> **Written problem**:
Every entry needs to be printed exactly, please.

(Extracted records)
────────────────────────────────────────

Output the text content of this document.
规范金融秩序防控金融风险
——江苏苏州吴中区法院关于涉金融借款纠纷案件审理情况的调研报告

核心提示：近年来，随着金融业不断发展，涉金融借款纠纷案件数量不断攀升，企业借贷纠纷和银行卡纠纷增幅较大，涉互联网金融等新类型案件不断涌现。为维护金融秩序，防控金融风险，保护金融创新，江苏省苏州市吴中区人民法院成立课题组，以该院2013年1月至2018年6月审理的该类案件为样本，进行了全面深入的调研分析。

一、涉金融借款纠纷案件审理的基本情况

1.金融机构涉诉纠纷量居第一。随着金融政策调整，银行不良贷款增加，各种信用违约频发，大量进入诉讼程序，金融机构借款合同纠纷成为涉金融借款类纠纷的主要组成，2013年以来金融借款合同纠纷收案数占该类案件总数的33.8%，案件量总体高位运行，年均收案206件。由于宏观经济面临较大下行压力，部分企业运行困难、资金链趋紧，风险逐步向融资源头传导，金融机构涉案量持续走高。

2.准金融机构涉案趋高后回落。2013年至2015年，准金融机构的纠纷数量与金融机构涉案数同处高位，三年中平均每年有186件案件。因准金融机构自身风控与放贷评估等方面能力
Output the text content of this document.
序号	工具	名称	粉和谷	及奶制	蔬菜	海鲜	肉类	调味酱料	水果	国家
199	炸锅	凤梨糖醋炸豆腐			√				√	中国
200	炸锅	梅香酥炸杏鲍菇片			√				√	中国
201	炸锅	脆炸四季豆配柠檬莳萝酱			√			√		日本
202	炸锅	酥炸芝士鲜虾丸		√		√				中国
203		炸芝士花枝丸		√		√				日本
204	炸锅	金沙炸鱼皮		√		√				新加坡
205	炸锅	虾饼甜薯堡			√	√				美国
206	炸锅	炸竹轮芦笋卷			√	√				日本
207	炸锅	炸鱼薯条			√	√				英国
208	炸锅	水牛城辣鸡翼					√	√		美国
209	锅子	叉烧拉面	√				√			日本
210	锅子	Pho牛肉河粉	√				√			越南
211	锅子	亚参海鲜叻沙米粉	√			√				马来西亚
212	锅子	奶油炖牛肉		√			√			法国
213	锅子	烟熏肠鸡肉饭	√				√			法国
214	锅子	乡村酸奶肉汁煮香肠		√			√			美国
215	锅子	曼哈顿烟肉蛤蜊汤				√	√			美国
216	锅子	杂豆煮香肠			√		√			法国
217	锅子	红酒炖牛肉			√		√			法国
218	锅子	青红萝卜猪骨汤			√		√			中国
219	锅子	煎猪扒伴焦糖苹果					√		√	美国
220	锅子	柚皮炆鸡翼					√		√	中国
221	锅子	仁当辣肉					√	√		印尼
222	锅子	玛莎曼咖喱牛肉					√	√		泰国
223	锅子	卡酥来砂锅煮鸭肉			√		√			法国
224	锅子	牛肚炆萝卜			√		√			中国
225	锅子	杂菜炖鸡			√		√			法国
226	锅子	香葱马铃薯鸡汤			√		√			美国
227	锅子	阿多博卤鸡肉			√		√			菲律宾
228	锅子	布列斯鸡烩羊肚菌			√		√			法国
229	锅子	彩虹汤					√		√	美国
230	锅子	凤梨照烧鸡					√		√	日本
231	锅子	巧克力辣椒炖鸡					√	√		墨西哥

────────────────────────────────────────

> **Reply to the exercise**:
Output the text content of this document.
规范金融秩序防控金融风险
——江苏苏州吴中区法院关于涉金融借款纠纷案件审理情况的调研报告

核心提示：近年来，随着金融业不断发展，涉金融借款纠纷案件数量不断攀升，企业借贷纠纷和银行卡纠纷增幅较大，涉互联网金融等新类型案件不断涌现。为维护金融秩序，防控金融风险，保护金融创新，江苏省苏州市吴中区人民法院成立课题组，以该院2013年1月至2018年6月审理的该类案件为样本，进行了全面深入的调研分析。

一、涉金融借款纠纷案件审理的基本情况

1.金融机构涉诉纠纷量居第一。随着金融政策调整，银行不良贷款增加，各种信用违约频发，大量进入诉讼程序，金融机构借款合同纠纷成为涉金融借款类纠纷的主要组成，2013年以来金融借款合同纠纷收案数占该类案件总数的33.8%，案件量总体高位运行，年均收案206件。由于宏观经济面临较大下行压力，部分企业运行困难、资金链趋紧，风险逐步向融资源头传导，金融机构涉案量持续走高。

2.准金融机构涉案趋高后回落。2013年至2015年，准金融机构的纠纷数量与金融机构涉案数同处高位，三年中平均每年有186件案件。因准金融机构自身风控与放贷评估等方面能力
Output the text content of this document.
序号	工具	名称	粉和谷	及奶制	蔬菜	海鲜	肉类	调味酱料	水果	国家
199	炸锅	凤梨糖醋炸豆腐			√				√	中国
200	炸锅	梅香酥炸杏鲍菇片			√				√	中国
201	炸锅	脆炸四季豆配柠檬莳萝酱			√			√		日本
202	炸锅	酥炸芝士鲜虾丸		√		√				中国
203		炸芝士花枝丸		√		√				日本
204	炸锅	金沙炸鱼皮		√		√				新加坡
205	炸锅	虾饼甜薯堡			√	√				美国
206	炸锅	炸竹轮芦笋卷			√	√				日本
207	炸锅	炸鱼薯条			√	√				英国
208	炸锅	水牛城辣鸡翼					√	√		美国
209	锅子	叉烧拉面	√				√			日本
210	锅子	Pho牛肉河粉	√				√			越南
211	锅子	亚参海鲜叻沙米粉	√			√				马来西亚
212	锅子	奶油炖牛肉		√			√			法国
213	锅子	烟熏肠鸡肉饭	√				√			法国
214	锅子	乡村酸奶肉汁煮香肠		√			√			美国
215	锅子	曼哈顿烟肉蛤蜊汤				√	√			美国
216	锅子	杂豆煮香肠			√		√			法国
217	锅子	红酒炖牛肉			√		√			法国
218	锅子	青红萝卜猪骨汤			√		√			中国
219	锅子	煎猪扒伴焦糖苹果					√		√	美国
220	锅子	柚皮炆鸡翼					√		√	中国
221	锅子	仁当辣肉					√	√		印尼
222	锅子	玛莎曼咖喱牛肉					√	√		泰国
223	锅子	卡酥来砂锅煮鸭肉			√		√			法国
224	锅子	牛肚炆萝卜			√		√			中国
225	锅子	杂菜炖鸡			√		√			法国
226	锅子	香葱马铃薯鸡汤			√		√			美国
227	锅子	阿多博卤鸡肉			√		√			菲律宾
228	锅子	布列斯鸡烩羊肚菌			√		√			法国
229	锅子	彩虹汤					√		√	美国
230	锅子	凤梨照烧鸡					√		√	日本
231	锅子	巧克力辣椒炖鸡					√	√		墨西哥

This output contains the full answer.